[Extracted data entries]
# # #

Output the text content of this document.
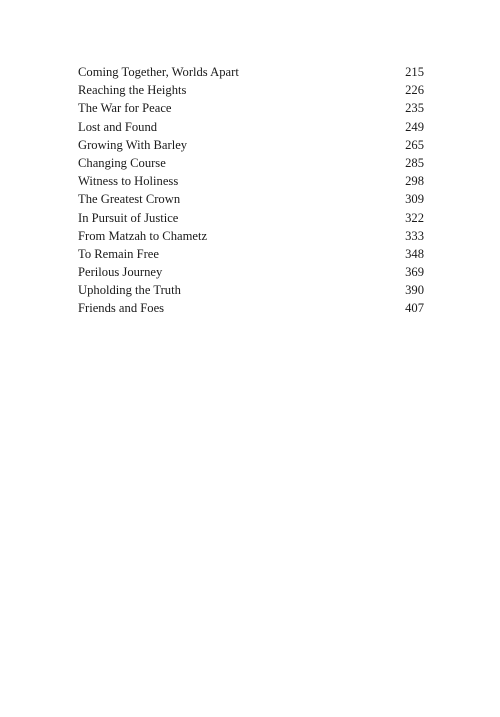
Coming Together, Worlds Apart	215
Reaching the Heights	226
The War for Peace	235
Lost and Found	249
Growing With Barley	265
Changing Course	285
Witness to Holiness	298
The Greatest Crown	309
In Pursuit of Justice	322
From Matzah to Chametz	333
To Remain Free	348
Perilous Journey	369
Upholding the Truth	390
Friends and Foes	407
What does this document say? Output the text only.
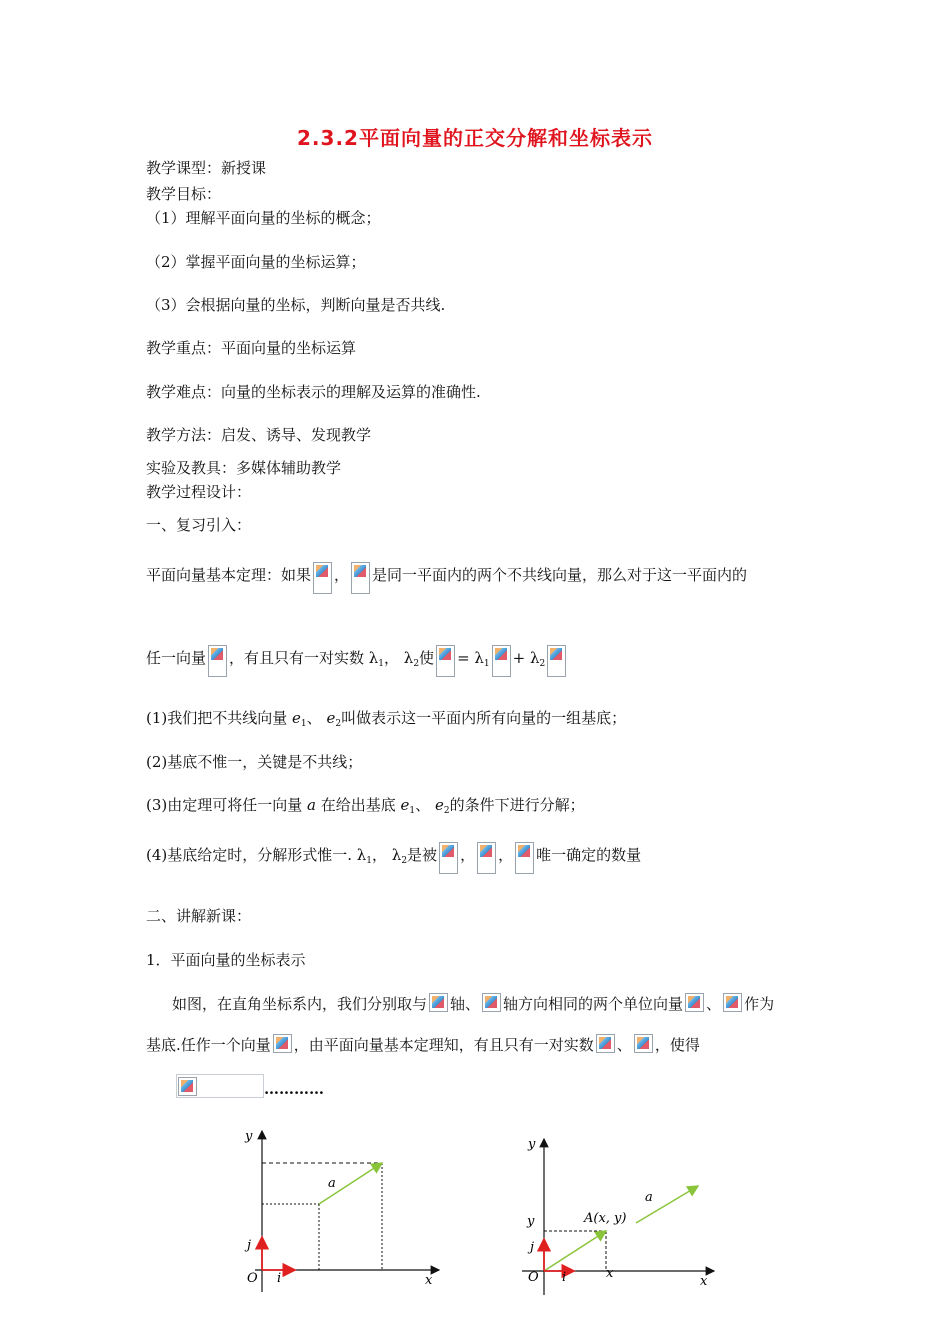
2.3.2平面向量的正交分解和坐标表示
教学课型：新授课
教学目标：
（1）理解平面向量的坐标的概念；
（2）掌握平面向量的坐标运算；
（3）会根据向量的坐标，判断向量是否共线.
教学重点：平面向量的坐标运算
教学难点：向量的坐标表示的理解及运算的准确性.
教学方法：启发、诱导、发现教学
实验及教具：多媒体辅助教学
教学过程设计：
一、复习引入：
平面向量基本定理：如果 ， 是同一平面内的两个不共线向量，那么对于这一平面内的
任一向量 ，有且只有一对实数 $\lambda_1$， $\lambda_2$使 = $\lambda_1 + \lambda_2$
(1)我们把不共线向量 $e_1$、 $e_2$叫做表示这一平面内所有向量的一组基底；
(2)基底不惟一，关键是不共线；
(3)由定理可将任一向量 a 在给出基底 $e_1$、 $e_2$的条件下进行分解；
(4)基底给定时，分解形式惟一. $\lambda_1$， $\lambda_2$是被 ， ， 唯一确定的数量
二、讲解新课：
1．平面向量的坐标表示
如图，在直角坐标系内，我们分别取与 轴、 轴方向相同的两个单位向量 、 作为
基底.任作一个向量 ，由平面向量基本定理知，有且只有一对实数 、 ，使得
…………
y
a
j
O i	x
y
a
A(x, y)
y
j
O i	x
x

# # #

§ **REQUIREMENT**
Exactly reproduce the lines beginning at the one that contains "What does this" and ending at the final line of the material, with the pictures left out.

§ **TASK ANSWER**
What does this document say? Output the text only.
2.3.2平面向量的正交分解和坐标表示
教学课型：新授课
教学目标：
（1）理解平面向量的坐标的概念；
（2）掌握平面向量的坐标运算；
（3）会根据向量的坐标，判断向量是否共线.
教学重点：平面向量的坐标运算
教学难点：向量的坐标表示的理解及运算的准确性.
教学方法：启发、诱导、发现教学
实验及教具：多媒体辅助教学
教学过程设计：
一、复习引入：
平面向量基本定理：如果 ， 是同一平面内的两个不共线向量，那么对于这一平面内的
任一向量 ，有且只有一对实数 $\lambda_1$， $\lambda_2$使 = $\lambda_1 + \lambda_2$
(1)我们把不共线向量 $e_1$、 $e_2$叫做表示这一平面内所有向量的一组基底；
(2)基底不惟一，关键是不共线；
(3)由定理可将任一向量 a 在给出基底 $e_1$、 $e_2$的条件下进行分解；
(4)基底给定时，分解形式惟一. $\lambda_1$， $\lambda_2$是被 ， ， 唯一确定的数量
二、讲解新课：
1．平面向量的坐标表示
如图，在直角坐标系内，我们分别取与 轴、 轴方向相同的两个单位向量 、 作为
基底.任作一个向量 ，由平面向量基本定理知，有且只有一对实数 、 ，使得
…………
y
a
j
O i	x
y
a
A(x, y)
y
j
O i	x
x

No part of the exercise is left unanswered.